◆ Aim
Select, from the material below, each line with "object" in it.

◆ Records for processing

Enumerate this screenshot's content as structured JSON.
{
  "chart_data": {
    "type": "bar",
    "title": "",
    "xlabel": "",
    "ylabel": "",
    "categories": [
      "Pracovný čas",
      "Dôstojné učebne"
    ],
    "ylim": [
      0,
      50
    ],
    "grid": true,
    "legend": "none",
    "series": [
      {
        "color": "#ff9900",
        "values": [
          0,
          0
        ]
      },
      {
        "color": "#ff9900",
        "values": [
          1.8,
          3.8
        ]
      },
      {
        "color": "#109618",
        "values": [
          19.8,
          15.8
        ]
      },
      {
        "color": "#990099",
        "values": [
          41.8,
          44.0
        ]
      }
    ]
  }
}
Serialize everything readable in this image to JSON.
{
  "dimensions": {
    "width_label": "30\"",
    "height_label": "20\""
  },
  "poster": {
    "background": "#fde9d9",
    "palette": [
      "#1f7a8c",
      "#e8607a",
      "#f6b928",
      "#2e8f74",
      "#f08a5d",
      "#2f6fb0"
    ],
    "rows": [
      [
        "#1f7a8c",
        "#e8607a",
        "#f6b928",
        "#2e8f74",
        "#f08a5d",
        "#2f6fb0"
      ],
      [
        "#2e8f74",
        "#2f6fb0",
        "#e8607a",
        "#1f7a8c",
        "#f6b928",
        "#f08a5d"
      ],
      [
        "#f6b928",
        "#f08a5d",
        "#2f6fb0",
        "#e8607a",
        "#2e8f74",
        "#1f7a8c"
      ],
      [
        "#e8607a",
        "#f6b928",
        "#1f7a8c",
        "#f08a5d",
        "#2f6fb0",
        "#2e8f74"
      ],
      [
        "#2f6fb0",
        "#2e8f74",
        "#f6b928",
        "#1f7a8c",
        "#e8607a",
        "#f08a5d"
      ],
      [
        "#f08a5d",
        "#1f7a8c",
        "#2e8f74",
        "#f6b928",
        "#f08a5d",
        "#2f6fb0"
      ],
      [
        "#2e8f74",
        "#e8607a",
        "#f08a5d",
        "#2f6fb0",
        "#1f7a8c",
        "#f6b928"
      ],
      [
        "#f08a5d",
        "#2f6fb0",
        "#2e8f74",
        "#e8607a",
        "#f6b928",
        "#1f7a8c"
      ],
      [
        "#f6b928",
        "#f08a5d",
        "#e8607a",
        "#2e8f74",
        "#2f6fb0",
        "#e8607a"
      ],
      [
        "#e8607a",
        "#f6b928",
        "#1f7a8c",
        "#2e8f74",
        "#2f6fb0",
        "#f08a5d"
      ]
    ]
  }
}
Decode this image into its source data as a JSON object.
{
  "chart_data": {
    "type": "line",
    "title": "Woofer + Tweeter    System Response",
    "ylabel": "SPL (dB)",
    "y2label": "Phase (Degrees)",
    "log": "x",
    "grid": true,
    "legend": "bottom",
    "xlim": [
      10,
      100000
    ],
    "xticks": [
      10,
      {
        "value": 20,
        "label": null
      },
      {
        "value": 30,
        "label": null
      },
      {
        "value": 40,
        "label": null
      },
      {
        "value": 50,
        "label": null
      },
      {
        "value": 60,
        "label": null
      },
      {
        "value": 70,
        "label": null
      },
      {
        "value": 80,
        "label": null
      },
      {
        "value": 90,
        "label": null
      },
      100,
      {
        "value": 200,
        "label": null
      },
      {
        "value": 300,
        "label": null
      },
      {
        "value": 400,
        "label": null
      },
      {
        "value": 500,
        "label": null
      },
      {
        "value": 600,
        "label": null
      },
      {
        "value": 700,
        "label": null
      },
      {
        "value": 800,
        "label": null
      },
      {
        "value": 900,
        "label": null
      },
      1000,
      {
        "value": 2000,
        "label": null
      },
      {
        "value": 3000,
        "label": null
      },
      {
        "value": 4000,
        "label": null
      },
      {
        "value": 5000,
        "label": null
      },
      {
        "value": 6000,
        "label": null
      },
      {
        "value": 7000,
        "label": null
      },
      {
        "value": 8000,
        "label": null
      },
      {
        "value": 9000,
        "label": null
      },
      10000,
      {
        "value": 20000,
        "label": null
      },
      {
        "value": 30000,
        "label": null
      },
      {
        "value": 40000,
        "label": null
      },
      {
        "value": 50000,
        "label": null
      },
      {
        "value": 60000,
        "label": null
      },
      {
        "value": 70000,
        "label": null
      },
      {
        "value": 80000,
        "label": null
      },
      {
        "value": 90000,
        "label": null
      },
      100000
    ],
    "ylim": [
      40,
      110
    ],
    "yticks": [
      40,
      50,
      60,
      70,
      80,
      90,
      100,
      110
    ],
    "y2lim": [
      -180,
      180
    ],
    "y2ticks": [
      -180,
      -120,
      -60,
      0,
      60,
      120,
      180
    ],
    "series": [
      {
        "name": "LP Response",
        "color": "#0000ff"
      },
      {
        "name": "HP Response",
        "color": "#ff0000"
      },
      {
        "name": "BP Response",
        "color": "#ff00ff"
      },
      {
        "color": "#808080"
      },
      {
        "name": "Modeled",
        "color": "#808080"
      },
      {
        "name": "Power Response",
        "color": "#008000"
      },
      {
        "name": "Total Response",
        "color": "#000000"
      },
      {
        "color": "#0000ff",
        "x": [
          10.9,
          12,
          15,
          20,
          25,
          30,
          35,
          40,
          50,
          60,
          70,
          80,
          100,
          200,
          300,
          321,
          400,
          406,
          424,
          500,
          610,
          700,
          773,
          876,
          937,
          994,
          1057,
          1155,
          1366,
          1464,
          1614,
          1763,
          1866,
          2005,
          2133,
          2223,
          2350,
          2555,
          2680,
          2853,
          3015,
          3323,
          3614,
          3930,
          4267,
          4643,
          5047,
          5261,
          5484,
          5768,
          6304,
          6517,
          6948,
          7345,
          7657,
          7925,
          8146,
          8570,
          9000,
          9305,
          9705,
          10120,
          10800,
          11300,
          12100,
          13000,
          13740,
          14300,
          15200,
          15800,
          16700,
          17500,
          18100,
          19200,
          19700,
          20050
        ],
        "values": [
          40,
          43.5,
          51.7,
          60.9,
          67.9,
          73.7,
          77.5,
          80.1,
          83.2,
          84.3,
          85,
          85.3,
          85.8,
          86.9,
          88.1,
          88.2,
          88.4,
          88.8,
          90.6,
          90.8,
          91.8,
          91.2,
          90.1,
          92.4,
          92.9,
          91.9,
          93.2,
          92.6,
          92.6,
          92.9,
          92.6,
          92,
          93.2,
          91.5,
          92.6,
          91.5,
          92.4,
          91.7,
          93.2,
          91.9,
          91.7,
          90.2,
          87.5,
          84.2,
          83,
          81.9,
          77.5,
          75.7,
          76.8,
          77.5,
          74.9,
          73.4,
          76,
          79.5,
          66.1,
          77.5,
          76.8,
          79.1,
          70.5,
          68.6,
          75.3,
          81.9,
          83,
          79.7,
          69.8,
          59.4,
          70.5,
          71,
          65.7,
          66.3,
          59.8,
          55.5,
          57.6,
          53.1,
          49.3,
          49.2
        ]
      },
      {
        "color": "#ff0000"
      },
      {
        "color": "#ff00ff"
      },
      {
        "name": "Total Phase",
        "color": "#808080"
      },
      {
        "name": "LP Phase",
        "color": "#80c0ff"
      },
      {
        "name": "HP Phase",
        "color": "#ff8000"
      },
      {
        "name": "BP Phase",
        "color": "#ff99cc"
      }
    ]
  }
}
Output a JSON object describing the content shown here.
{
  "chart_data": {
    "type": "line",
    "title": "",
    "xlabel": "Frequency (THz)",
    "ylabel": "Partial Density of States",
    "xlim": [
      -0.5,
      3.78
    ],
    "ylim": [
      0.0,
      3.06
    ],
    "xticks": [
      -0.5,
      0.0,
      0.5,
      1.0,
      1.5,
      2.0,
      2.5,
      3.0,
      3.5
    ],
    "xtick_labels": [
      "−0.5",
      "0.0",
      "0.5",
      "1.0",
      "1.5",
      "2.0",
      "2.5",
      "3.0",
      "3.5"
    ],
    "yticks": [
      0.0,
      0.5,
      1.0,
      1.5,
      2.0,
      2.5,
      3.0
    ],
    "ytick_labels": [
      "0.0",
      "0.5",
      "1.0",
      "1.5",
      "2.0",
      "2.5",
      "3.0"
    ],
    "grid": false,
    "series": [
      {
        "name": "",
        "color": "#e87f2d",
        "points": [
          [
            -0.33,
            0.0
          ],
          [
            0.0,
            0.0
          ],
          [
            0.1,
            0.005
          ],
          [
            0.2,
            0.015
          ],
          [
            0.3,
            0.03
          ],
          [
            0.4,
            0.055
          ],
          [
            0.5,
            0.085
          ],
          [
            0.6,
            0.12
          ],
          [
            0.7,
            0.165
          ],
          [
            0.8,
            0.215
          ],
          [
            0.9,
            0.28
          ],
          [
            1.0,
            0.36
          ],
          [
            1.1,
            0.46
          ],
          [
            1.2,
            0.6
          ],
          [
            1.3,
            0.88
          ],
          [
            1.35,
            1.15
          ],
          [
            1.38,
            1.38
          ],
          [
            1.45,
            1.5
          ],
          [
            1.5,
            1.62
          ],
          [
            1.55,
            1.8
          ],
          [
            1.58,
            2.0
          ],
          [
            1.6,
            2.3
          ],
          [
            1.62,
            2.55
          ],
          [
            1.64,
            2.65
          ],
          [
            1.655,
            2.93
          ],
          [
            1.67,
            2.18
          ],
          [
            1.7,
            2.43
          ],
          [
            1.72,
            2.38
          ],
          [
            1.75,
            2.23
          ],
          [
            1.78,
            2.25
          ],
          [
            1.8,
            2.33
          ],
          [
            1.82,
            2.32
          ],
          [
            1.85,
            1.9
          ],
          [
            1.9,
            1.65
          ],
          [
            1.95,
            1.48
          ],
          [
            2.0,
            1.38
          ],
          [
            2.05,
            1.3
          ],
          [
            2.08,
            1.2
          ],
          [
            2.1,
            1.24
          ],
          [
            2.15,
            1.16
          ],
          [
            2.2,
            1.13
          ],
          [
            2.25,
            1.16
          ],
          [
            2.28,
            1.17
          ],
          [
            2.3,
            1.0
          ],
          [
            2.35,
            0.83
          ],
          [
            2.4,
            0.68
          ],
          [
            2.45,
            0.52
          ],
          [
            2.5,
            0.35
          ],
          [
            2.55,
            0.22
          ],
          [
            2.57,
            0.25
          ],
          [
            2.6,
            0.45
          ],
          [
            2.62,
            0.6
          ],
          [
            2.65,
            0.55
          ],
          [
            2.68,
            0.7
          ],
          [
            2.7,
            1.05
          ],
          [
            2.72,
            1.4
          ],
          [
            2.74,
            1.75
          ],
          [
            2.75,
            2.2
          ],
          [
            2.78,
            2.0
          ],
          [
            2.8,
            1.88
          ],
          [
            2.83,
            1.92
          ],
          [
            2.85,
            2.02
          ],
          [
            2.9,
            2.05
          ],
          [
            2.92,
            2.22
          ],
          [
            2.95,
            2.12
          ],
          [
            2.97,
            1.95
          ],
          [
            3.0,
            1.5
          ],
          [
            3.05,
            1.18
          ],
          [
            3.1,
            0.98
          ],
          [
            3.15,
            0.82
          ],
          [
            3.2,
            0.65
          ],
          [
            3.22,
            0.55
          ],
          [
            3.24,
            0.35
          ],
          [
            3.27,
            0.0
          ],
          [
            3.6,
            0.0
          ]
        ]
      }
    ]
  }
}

◆ The output
Decode this image into its source data as a JSON object.
Output a JSON object describing the content shown here.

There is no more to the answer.